Go through the listing and pick out each line with the word "Collection" in it.

▼

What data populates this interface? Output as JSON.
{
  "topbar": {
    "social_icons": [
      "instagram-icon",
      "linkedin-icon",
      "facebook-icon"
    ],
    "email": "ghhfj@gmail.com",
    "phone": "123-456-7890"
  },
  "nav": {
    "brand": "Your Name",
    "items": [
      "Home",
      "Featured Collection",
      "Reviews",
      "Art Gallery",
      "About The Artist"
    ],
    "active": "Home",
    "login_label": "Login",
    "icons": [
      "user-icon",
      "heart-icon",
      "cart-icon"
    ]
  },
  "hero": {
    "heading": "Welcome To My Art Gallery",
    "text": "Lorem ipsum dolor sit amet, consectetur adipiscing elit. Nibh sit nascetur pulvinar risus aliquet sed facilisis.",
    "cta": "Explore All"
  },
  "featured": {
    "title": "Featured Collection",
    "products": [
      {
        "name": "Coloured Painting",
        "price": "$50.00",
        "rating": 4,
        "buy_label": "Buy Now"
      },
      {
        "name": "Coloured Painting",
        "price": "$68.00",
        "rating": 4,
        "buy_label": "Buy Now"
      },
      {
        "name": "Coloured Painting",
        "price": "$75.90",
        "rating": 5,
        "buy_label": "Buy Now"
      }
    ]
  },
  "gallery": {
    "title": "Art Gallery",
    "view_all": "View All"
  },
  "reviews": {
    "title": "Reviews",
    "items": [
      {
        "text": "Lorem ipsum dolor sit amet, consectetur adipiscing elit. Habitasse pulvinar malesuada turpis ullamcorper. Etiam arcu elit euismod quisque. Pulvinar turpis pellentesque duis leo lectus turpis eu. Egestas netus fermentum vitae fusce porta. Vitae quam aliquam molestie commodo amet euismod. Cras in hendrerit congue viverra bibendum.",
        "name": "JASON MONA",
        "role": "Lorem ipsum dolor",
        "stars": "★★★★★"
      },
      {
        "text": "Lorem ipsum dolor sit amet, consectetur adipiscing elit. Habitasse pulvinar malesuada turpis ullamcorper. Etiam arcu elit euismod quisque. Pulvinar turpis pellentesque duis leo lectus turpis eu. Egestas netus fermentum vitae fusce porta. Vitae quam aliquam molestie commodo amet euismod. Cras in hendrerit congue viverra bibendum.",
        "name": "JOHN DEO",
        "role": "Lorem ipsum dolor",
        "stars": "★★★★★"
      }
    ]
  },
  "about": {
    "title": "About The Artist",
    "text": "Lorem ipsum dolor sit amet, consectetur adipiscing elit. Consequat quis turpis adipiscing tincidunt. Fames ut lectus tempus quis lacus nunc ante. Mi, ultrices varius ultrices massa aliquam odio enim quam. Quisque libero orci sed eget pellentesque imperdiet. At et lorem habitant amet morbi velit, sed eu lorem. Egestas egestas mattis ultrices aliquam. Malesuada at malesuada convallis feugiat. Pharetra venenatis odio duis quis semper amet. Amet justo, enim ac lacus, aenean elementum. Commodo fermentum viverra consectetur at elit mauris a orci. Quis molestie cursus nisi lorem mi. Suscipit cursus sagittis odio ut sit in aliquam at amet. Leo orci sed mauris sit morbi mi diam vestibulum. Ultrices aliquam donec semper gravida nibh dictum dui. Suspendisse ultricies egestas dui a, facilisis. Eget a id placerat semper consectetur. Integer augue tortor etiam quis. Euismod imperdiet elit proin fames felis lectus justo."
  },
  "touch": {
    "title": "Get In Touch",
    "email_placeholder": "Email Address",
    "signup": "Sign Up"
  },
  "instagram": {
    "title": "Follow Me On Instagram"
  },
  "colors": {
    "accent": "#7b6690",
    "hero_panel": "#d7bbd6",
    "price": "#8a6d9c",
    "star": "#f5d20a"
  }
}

▲

▸ Solution for this exercise:
      "Featured Collection",
    "title": "Featured Collection",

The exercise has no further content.